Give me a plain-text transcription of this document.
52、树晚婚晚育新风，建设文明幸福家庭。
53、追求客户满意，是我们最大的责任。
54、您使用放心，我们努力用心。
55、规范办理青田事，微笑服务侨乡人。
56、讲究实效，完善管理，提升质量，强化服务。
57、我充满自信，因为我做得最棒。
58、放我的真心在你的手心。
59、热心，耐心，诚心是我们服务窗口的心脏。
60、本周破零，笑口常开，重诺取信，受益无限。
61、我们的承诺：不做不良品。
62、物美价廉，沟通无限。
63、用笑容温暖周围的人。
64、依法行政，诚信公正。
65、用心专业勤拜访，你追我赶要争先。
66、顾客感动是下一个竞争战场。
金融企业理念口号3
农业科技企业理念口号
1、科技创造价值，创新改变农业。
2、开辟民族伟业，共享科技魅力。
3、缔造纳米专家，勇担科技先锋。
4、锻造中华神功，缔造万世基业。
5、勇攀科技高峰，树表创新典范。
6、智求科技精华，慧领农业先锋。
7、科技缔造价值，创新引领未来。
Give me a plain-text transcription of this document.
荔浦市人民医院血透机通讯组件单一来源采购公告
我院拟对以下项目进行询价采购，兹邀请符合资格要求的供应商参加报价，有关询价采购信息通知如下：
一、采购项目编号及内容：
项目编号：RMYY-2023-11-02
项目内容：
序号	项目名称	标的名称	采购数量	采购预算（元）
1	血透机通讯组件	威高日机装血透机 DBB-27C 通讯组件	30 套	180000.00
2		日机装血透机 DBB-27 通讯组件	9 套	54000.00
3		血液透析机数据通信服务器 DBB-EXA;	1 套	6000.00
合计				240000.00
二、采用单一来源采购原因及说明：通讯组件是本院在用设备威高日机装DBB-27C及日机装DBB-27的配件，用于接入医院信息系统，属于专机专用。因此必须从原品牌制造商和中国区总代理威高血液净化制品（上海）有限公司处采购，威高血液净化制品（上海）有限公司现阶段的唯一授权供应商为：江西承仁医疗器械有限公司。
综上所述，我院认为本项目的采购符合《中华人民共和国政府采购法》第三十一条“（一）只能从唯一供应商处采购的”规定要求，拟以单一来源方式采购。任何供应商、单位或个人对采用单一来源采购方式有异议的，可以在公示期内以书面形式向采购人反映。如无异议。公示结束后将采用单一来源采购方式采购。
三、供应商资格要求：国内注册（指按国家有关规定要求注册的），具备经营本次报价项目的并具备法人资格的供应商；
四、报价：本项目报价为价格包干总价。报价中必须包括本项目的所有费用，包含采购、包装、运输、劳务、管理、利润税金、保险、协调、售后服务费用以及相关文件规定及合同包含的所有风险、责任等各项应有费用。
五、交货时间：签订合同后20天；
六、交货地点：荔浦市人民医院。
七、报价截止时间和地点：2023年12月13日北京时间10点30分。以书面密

Problem requirements> Please restate the records in full, word for word.

Correct answer>
Give me a plain-text transcription of this document.
52、树晚婚晚育新风，建设文明幸福家庭。
53、追求客户满意，是我们最大的责任。
54、您使用放心，我们努力用心。
55、规范办理青田事，微笑服务侨乡人。
56、讲究实效，完善管理，提升质量，强化服务。
57、我充满自信，因为我做得最棒。
58、放我的真心在你的手心。
59、热心，耐心，诚心是我们服务窗口的心脏。
60、本周破零，笑口常开，重诺取信，受益无限。
61、我们的承诺：不做不良品。
62、物美价廉，沟通无限。
63、用笑容温暖周围的人。
64、依法行政，诚信公正。
65、用心专业勤拜访，你追我赶要争先。
66、顾客感动是下一个竞争战场。
金融企业理念口号3
农业科技企业理念口号
1、科技创造价值，创新改变农业。
2、开辟民族伟业，共享科技魅力。
3、缔造纳米专家，勇担科技先锋。
4、锻造中华神功，缔造万世基业。
5、勇攀科技高峰，树表创新典范。
6、智求科技精华，慧领农业先锋。
7、科技缔造价值，创新引领未来。
Give me a plain-text transcription of this document.
荔浦市人民医院血透机通讯组件单一来源采购公告
我院拟对以下项目进行询价采购，兹邀请符合资格要求的供应商参加报价，有关询价采购信息通知如下：
一、采购项目编号及内容：
项目编号：RMYY-2023-11-02
项目内容：
序号	项目名称	标的名称	采购数量	采购预算（元）
1	血透机通讯组件	威高日机装血透机 DBB-27C 通讯组件	30 套	180000.00
2		日机装血透机 DBB-27 通讯组件	9 套	54000.00
3		血液透析机数据通信服务器 DBB-EXA;	1 套	6000.00
合计				240000.00
二、采用单一来源采购原因及说明：通讯组件是本院在用设备威高日机装DBB-27C及日机装DBB-27的配件，用于接入医院信息系统，属于专机专用。因此必须从原品牌制造商和中国区总代理威高血液净化制品（上海）有限公司处采购，威高血液净化制品（上海）有限公司现阶段的唯一授权供应商为：江西承仁医疗器械有限公司。
综上所述，我院认为本项目的采购符合《中华人民共和国政府采购法》第三十一条“（一）只能从唯一供应商处采购的”规定要求，拟以单一来源方式采购。任何供应商、单位或个人对采用单一来源采购方式有异议的，可以在公示期内以书面形式向采购人反映。如无异议。公示结束后将采用单一来源采购方式采购。
三、供应商资格要求：国内注册（指按国家有关规定要求注册的），具备经营本次报价项目的并具备法人资格的供应商；
四、报价：本项目报价为价格包干总价。报价中必须包括本项目的所有费用，包含采购、包装、运输、劳务、管理、利润税金、保险、协调、售后服务费用以及相关文件规定及合同包含的所有风险、责任等各项应有费用。
五、交货时间：签订合同后20天；
六、交货地点：荔浦市人民医院。
七、报价截止时间和地点：2023年12月13日北京时间10点30分。以书面密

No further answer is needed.